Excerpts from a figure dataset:
--------

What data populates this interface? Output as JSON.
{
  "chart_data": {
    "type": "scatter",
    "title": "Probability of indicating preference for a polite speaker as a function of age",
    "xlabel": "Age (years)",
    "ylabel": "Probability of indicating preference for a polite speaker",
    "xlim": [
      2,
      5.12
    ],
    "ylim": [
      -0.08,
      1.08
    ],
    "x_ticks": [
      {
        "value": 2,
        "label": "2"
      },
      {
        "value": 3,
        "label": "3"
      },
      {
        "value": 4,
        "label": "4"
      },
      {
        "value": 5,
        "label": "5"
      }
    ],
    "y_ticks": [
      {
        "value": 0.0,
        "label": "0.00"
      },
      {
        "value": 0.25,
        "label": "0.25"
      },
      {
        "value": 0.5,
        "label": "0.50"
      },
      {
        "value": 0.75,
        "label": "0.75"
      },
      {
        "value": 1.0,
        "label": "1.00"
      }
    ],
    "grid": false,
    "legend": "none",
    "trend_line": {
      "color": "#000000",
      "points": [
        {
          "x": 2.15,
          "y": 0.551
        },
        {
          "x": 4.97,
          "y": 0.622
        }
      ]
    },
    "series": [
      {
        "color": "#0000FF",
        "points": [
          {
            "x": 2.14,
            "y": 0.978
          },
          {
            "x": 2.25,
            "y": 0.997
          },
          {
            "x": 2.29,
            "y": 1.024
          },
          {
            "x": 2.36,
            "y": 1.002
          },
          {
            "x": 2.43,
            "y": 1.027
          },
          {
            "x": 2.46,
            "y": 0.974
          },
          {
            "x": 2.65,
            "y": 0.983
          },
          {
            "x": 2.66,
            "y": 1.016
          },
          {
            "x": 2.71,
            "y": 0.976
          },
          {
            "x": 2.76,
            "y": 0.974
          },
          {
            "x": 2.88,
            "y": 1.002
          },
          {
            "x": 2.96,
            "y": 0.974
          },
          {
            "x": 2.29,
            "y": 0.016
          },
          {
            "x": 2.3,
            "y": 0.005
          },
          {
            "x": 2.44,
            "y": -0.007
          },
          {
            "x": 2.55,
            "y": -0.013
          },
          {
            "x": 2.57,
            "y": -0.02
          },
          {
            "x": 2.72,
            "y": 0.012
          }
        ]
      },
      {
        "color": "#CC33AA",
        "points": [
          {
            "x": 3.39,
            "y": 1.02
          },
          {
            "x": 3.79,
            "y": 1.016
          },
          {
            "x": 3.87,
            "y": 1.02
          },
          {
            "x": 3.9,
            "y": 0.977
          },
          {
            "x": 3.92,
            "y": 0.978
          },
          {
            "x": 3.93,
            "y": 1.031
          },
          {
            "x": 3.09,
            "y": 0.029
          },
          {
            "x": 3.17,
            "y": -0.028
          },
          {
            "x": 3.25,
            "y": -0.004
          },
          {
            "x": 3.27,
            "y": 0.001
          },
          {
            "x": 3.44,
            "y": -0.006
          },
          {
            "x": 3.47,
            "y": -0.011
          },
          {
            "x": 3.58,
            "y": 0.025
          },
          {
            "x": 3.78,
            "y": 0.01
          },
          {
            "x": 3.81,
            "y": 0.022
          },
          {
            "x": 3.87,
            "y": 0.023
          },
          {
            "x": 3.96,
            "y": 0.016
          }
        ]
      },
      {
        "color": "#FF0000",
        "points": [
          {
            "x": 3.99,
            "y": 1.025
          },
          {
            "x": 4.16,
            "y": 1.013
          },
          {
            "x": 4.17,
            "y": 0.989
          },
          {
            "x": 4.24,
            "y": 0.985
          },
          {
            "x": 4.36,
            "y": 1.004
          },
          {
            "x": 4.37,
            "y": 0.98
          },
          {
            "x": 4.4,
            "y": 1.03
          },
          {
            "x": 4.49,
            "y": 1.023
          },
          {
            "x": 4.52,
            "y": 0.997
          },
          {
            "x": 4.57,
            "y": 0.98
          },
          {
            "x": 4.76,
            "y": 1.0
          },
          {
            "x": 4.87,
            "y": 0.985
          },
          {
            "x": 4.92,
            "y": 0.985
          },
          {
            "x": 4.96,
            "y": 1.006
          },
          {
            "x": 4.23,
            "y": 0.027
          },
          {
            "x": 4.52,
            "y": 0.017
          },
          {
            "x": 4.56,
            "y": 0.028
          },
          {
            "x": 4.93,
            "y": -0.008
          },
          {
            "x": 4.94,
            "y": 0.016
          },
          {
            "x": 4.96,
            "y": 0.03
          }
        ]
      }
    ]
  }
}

--------

WHAT THIS TASK INVOLVES. Exact output of every entry is required.

FULL RESPONSE.
What data populates this interface? Output as JSON.
{
  "chart_data": {
    "type": "scatter",
    "title": "Probability of indicating preference for a polite speaker as a function of age",
    "xlabel": "Age (years)",
    "ylabel": "Probability of indicating preference for a polite speaker",
    "xlim": [
      2,
      5.12
    ],
    "ylim": [
      -0.08,
      1.08
    ],
    "x_ticks": [
      {
        "value": 2,
        "label": "2"
      },
      {
        "value": 3,
        "label": "3"
      },
      {
        "value": 4,
        "label": "4"
      },
      {
        "value": 5,
        "label": "5"
      }
    ],
    "y_ticks": [
      {
        "value": 0.0,
        "label": "0.00"
      },
      {
        "value": 0.25,
        "label": "0.25"
      },
      {
        "value": 0.5,
        "label": "0.50"
      },
      {
        "value": 0.75,
        "label": "0.75"
      },
      {
        "value": 1.0,
        "label": "1.00"
      }
    ],
    "grid": false,
    "legend": "none",
    "trend_line": {
      "color": "#000000",
      "points": [
        {
          "x": 2.15,
          "y": 0.551
        },
        {
          "x": 4.97,
          "y": 0.622
        }
      ]
    },
    "series": [
      {
        "color": "#0000FF",
        "points": [
          {
            "x": 2.14,
            "y": 0.978
          },
          {
            "x": 2.25,
            "y": 0.997
          },
          {
            "x": 2.29,
            "y": 1.024
          },
          {
            "x": 2.36,
            "y": 1.002
          },
          {
            "x": 2.43,
            "y": 1.027
          },
          {
            "x": 2.46,
            "y": 0.974
          },
          {
            "x": 2.65,
            "y": 0.983
          },
          {
            "x": 2.66,
            "y": 1.016
          },
          {
            "x": 2.71,
            "y": 0.976
          },
          {
            "x": 2.76,
            "y": 0.974
          },
          {
            "x": 2.88,
            "y": 1.002
          },
          {
            "x": 2.96,
            "y": 0.974
          },
          {
            "x": 2.29,
            "y": 0.016
          },
          {
            "x": 2.3,
            "y": 0.005
          },
          {
            "x": 2.44,
            "y": -0.007
          },
          {
            "x": 2.55,
            "y": -0.013
          },
          {
            "x": 2.57,
            "y": -0.02
          },
          {
            "x": 2.72,
            "y": 0.012
          }
        ]
      },
      {
        "color": "#CC33AA",
        "points": [
          {
            "x": 3.39,
            "y": 1.02
          },
          {
            "x": 3.79,
            "y": 1.016
          },
          {
            "x": 3.87,
            "y": 1.02
          },
          {
            "x": 3.9,
            "y": 0.977
          },
          {
            "x": 3.92,
            "y": 0.978
          },
          {
            "x": 3.93,
            "y": 1.031
          },
          {
            "x": 3.09,
            "y": 0.029
          },
          {
            "x": 3.17,
            "y": -0.028
          },
          {
            "x": 3.25,
            "y": -0.004
          },
          {
            "x": 3.27,
            "y": 0.001
          },
          {
            "x": 3.44,
            "y": -0.006
          },
          {
            "x": 3.47,
            "y": -0.011
          },
          {
            "x": 3.58,
            "y": 0.025
          },
          {
            "x": 3.78,
            "y": 0.01
          },
          {
            "x": 3.81,
            "y": 0.022
          },
          {
            "x": 3.87,
            "y": 0.023
          },
          {
            "x": 3.96,
            "y": 0.016
          }
        ]
      },
      {
        "color": "#FF0000",
        "points": [
          {
            "x": 3.99,
            "y": 1.025
          },
          {
            "x": 4.16,
            "y": 1.013
          },
          {
            "x": 4.17,
            "y": 0.989
          },
          {
            "x": 4.24,
            "y": 0.985
          },
          {
            "x": 4.36,
            "y": 1.004
          },
          {
            "x": 4.37,
            "y": 0.98
          },
          {
            "x": 4.4,
            "y": 1.03
          },
          {
            "x": 4.49,
            "y": 1.023
          },
          {
            "x": 4.52,
            "y": 0.997
          },
          {
            "x": 4.57,
            "y": 0.98
          },
          {
            "x": 4.76,
            "y": 1.0
          },
          {
            "x": 4.87,
            "y": 0.985
          },
          {
            "x": 4.92,
            "y": 0.985
          },
          {
            "x": 4.96,
            "y": 1.006
          },
          {
            "x": 4.23,
            "y": 0.027
          },
          {
            "x": 4.52,
            "y": 0.017
          },
          {
            "x": 4.56,
            "y": 0.028
          },
          {
            "x": 4.93,
            "y": -0.008
          },
          {
            "x": 4.94,
            "y": 0.016
          },
          {
            "x": 4.96,
            "y": 0.03
          }
        ]
      }
    ]
  }
}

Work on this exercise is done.